§ **What is needed**
Read the material below and count the lines holding the string "into". Give that count with nothing added.

§ **Excerpted records**
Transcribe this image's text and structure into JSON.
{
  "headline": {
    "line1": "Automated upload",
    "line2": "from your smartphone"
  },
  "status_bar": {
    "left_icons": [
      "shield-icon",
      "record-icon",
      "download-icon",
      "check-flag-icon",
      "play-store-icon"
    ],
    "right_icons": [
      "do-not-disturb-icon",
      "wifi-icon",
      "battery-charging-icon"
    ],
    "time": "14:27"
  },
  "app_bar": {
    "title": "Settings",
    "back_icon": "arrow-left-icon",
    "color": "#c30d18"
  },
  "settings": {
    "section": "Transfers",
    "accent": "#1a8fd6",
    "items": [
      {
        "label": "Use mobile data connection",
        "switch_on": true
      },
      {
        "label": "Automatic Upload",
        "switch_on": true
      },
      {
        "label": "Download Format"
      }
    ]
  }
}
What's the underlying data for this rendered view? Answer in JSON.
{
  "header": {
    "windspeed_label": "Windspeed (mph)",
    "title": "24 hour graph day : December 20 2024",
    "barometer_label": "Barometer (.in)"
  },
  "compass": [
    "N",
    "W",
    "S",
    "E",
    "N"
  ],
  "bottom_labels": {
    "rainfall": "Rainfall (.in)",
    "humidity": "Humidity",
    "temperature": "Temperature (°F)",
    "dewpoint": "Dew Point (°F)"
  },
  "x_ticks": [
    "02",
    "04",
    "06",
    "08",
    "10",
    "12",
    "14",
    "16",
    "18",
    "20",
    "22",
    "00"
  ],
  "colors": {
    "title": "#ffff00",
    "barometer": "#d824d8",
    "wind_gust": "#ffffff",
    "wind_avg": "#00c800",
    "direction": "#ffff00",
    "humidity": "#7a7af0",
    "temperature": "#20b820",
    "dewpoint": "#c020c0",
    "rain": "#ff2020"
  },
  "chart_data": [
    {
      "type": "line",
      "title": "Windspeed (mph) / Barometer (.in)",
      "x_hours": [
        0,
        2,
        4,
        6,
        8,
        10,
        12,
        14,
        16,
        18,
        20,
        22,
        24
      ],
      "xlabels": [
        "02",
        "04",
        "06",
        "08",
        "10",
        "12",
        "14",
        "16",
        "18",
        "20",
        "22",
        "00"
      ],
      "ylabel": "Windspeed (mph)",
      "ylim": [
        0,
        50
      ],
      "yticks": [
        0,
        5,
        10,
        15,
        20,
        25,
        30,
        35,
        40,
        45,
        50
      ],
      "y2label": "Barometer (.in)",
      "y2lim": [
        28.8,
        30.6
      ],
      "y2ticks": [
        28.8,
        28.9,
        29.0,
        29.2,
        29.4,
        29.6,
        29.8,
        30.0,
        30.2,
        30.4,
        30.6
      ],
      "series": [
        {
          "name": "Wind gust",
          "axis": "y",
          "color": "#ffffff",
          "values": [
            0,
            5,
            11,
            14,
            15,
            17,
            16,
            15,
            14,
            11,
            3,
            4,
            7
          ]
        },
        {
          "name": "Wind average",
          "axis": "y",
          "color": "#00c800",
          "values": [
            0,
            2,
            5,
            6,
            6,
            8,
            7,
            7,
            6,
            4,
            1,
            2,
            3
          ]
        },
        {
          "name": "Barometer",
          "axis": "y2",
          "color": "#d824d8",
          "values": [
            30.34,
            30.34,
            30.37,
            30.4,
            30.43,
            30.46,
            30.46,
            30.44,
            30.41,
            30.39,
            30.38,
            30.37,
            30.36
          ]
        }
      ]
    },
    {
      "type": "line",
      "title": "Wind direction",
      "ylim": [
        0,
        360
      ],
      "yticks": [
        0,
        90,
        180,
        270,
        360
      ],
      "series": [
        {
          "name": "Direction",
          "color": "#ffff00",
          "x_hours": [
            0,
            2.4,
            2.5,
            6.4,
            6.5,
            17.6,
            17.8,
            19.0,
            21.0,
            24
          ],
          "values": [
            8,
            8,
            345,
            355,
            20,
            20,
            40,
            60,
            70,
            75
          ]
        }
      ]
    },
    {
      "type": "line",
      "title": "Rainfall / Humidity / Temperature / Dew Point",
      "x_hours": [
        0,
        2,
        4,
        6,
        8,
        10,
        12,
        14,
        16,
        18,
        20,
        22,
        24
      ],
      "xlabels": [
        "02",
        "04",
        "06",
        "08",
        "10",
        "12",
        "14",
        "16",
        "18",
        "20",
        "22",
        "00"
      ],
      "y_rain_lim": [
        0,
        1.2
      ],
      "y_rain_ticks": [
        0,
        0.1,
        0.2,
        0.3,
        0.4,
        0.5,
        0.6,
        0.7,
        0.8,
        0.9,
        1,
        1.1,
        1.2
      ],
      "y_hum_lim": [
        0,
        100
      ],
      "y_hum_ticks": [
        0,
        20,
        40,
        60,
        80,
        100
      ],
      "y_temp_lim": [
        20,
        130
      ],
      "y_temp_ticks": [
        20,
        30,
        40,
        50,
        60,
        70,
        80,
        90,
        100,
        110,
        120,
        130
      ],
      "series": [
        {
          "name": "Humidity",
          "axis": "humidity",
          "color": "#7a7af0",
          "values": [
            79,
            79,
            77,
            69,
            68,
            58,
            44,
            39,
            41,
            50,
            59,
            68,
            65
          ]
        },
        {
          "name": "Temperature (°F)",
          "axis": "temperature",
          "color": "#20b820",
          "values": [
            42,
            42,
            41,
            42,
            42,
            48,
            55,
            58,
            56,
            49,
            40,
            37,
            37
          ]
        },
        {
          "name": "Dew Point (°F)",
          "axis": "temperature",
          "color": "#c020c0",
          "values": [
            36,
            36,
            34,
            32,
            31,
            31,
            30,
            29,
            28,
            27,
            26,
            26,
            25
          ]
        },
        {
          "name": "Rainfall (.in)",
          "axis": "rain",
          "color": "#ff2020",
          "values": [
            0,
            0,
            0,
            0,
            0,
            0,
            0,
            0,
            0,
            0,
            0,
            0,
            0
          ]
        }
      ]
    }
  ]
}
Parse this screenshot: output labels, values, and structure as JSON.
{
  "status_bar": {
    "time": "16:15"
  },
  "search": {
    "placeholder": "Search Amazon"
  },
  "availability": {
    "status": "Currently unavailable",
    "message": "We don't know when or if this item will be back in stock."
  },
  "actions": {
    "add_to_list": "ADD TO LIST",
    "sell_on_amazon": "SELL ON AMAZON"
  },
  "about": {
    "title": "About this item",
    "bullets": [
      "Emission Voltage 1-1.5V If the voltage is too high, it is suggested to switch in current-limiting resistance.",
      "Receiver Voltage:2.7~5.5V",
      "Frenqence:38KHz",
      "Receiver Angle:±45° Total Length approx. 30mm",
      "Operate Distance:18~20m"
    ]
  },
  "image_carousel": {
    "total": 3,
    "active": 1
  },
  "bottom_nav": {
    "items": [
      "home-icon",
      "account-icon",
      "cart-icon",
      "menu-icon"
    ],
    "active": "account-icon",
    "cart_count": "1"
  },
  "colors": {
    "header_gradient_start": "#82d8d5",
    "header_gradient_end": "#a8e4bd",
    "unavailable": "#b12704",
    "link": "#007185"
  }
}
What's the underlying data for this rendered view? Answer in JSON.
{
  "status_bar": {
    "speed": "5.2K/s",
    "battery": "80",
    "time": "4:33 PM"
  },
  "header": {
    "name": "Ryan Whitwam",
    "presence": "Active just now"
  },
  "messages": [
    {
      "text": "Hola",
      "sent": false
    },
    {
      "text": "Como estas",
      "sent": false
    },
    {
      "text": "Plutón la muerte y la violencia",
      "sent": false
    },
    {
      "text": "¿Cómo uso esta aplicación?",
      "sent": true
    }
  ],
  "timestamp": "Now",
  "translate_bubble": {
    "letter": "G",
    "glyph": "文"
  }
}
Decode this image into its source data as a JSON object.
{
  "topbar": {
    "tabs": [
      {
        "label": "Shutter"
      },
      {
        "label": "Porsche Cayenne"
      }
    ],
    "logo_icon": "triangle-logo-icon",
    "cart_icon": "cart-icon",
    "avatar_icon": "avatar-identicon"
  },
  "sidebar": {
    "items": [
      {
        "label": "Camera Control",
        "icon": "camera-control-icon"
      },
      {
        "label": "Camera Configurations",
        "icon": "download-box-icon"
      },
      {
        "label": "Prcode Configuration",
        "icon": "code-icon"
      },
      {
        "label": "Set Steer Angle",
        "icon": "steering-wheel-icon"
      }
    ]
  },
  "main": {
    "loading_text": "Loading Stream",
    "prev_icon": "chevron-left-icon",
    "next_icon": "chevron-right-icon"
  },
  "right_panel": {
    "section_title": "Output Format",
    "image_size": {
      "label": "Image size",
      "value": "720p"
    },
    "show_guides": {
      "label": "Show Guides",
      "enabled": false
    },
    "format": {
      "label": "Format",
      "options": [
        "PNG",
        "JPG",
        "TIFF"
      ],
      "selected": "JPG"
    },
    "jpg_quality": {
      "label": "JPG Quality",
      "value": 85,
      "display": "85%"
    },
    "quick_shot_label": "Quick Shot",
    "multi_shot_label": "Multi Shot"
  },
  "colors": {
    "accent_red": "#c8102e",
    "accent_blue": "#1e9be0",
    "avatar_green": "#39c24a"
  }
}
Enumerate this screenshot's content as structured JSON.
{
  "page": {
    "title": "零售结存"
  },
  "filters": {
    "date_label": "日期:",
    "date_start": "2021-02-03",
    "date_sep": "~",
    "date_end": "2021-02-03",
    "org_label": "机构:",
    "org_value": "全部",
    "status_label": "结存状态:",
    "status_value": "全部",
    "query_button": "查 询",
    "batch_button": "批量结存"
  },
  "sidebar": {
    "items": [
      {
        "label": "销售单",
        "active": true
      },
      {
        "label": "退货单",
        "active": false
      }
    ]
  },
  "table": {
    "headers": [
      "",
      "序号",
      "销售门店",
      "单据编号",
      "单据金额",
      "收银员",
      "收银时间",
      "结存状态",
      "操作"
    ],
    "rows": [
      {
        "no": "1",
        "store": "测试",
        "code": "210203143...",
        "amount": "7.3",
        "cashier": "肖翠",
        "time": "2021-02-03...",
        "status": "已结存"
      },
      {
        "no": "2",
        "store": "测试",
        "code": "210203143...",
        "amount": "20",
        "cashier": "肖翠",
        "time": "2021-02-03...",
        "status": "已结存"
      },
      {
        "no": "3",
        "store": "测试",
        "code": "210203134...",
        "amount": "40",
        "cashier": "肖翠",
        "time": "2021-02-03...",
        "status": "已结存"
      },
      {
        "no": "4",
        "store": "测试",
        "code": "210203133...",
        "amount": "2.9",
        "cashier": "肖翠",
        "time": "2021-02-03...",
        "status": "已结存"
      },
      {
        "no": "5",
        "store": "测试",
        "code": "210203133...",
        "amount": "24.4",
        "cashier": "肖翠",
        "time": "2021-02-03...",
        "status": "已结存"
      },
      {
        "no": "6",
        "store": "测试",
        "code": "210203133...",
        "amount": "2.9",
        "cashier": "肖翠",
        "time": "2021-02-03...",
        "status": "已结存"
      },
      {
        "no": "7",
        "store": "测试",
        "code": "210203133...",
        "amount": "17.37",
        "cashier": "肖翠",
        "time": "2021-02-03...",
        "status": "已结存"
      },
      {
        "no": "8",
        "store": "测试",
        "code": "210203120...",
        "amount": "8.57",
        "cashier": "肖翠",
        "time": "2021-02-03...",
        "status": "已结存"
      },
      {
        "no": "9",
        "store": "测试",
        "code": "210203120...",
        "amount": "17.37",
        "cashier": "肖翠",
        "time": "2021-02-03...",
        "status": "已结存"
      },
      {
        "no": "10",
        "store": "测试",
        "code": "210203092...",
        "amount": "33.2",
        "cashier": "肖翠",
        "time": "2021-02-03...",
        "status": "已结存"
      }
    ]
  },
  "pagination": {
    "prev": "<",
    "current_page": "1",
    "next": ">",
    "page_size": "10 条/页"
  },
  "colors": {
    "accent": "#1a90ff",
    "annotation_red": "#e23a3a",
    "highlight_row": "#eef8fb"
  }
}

§ **Finished exercise**
2